-------- EXTRACTED ENTRIES
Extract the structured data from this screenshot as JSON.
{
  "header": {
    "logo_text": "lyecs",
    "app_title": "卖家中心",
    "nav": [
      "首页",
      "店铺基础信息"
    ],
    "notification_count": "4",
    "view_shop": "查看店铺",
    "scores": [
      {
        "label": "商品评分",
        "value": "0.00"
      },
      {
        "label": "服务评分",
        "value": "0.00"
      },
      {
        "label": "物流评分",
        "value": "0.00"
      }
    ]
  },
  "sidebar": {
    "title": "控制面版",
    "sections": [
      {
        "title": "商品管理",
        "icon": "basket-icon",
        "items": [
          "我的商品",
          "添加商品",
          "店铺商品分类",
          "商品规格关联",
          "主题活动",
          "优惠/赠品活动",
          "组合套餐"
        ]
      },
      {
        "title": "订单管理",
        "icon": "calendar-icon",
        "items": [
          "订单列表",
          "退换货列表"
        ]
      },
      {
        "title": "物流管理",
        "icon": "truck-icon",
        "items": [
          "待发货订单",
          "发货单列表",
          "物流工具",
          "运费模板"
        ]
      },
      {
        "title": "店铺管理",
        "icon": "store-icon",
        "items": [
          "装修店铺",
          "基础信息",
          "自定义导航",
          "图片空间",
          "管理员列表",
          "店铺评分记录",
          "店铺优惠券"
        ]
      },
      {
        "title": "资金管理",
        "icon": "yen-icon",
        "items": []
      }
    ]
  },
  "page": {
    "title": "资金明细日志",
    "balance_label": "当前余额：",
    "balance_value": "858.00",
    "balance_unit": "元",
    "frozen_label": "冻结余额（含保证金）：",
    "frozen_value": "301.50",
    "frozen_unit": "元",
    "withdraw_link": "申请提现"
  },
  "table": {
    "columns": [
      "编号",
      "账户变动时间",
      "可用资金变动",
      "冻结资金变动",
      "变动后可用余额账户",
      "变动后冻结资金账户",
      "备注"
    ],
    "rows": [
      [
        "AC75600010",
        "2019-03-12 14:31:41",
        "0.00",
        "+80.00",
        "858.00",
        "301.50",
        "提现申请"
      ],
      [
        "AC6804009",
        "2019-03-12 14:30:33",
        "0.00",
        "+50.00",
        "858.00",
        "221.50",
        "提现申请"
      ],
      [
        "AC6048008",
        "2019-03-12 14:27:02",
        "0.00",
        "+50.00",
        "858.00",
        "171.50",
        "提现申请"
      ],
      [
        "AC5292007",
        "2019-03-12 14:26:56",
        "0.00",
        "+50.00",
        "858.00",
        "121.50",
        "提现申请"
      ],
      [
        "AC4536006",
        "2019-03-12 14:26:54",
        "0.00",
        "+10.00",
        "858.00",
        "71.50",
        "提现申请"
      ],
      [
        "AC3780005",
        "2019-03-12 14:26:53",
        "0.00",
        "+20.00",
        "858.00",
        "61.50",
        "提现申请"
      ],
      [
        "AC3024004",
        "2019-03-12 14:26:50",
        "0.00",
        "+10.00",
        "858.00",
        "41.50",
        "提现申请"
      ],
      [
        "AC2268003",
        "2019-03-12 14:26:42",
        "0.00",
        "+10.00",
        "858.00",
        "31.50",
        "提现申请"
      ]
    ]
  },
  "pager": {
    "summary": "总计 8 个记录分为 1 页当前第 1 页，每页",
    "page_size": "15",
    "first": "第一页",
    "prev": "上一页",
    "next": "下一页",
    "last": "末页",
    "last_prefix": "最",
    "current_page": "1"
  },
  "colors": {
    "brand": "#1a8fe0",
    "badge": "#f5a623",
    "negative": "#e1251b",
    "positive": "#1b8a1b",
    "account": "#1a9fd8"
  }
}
----------------
Please set down the whole listing above without altering a single line.

### IN RESPONSE
Extract the structured data from this screenshot as JSON.
{
  "header": {
    "logo_text": "lyecs",
    "app_title": "卖家中心",
    "nav": [
      "首页",
      "店铺基础信息"
    ],
    "notification_count": "4",
    "view_shop": "查看店铺",
    "scores": [
      {
        "label": "商品评分",
        "value": "0.00"
      },
      {
        "label": "服务评分",
        "value": "0.00"
      },
      {
        "label": "物流评分",
        "value": "0.00"
      }
    ]
  },
  "sidebar": {
    "title": "控制面版",
    "sections": [
      {
        "title": "商品管理",
        "icon": "basket-icon",
        "items": [
          "我的商品",
          "添加商品",
          "店铺商品分类",
          "商品规格关联",
          "主题活动",
          "优惠/赠品活动",
          "组合套餐"
        ]
      },
      {
        "title": "订单管理",
        "icon": "calendar-icon",
        "items": [
          "订单列表",
          "退换货列表"
        ]
      },
      {
        "title": "物流管理",
        "icon": "truck-icon",
        "items": [
          "待发货订单",
          "发货单列表",
          "物流工具",
          "运费模板"
        ]
      },
      {
        "title": "店铺管理",
        "icon": "store-icon",
        "items": [
          "装修店铺",
          "基础信息",
          "自定义导航",
          "图片空间",
          "管理员列表",
          "店铺评分记录",
          "店铺优惠券"
        ]
      },
      {
        "title": "资金管理",
        "icon": "yen-icon",
        "items": []
      }
    ]
  },
  "page": {
    "title": "资金明细日志",
    "balance_label": "当前余额：",
    "balance_value": "858.00",
    "balance_unit": "元",
    "frozen_label": "冻结余额（含保证金）：",
    "frozen_value": "301.50",
    "frozen_unit": "元",
    "withdraw_link": "申请提现"
  },
  "table": {
    "columns": [
      "编号",
      "账户变动时间",
      "可用资金变动",
      "冻结资金变动",
      "变动后可用余额账户",
      "变动后冻结资金账户",
      "备注"
    ],
    "rows": [
      [
        "AC75600010",
        "2019-03-12 14:31:41",
        "0.00",
        "+80.00",
        "858.00",
        "301.50",
        "提现申请"
      ],
      [
        "AC6804009",
        "2019-03-12 14:30:33",
        "0.00",
        "+50.00",
        "858.00",
        "221.50",
        "提现申请"
      ],
      [
        "AC6048008",
        "2019-03-12 14:27:02",
        "0.00",
        "+50.00",
        "858.00",
        "171.50",
        "提现申请"
      ],
      [
        "AC5292007",
        "2019-03-12 14:26:56",
        "0.00",
        "+50.00",
        "858.00",
        "121.50",
        "提现申请"
      ],
      [
        "AC4536006",
        "2019-03-12 14:26:54",
        "0.00",
        "+10.00",
        "858.00",
        "71.50",
        "提现申请"
      ],
      [
        "AC3780005",
        "2019-03-12 14:26:53",
        "0.00",
        "+20.00",
        "858.00",
        "61.50",
        "提现申请"
      ],
      [
        "AC3024004",
        "2019-03-12 14:26:50",
        "0.00",
        "+10.00",
        "858.00",
        "41.50",
        "提现申请"
      ],
      [
        "AC2268003",
        "2019-03-12 14:26:42",
        "0.00",
        "+10.00",
        "858.00",
        "31.50",
        "提现申请"
      ]
    ]
  },
  "pager": {
    "summary": "总计 8 个记录分为 1 页当前第 1 页，每页",
    "page_size": "15",
    "first": "第一页",
    "prev": "上一页",
    "next": "下一页",
    "last": "末页",
    "last_prefix": "最",
    "current_page": "1"
  },
  "colors": {
    "brand": "#1a8fe0",
    "badge": "#f5a623",
    "negative": "#e1251b",
    "positive": "#1b8a1b",
    "account": "#1a9fd8"
  }
}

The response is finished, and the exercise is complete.